Task requirements -> Render every line of the listing below as a JSON list of strings, one string per line. Omit blank lines and leave the pictures out.
-- begin Listing --
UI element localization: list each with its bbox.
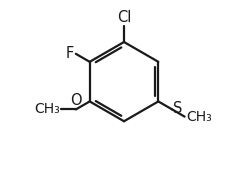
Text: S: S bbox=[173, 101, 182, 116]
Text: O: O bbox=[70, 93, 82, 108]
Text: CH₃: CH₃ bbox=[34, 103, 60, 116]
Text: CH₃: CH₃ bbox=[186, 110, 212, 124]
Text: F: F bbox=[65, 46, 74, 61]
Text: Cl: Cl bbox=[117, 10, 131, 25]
-- end Listing --
Correct result ->
[
  "UI element localization: list each with its bbox.",
  "Text: S: S bbox=[173, 101, 182, 116]",
  "Text: O: O bbox=[70, 93, 82, 108]",
  "Text: CH₃: CH₃ bbox=[34, 103, 60, 116]",
  "Text: CH₃: CH₃ bbox=[186, 110, 212, 124]",
  "Text: F: F bbox=[65, 46, 74, 61]",
  "Text: Cl: Cl bbox=[117, 10, 131, 25]"
]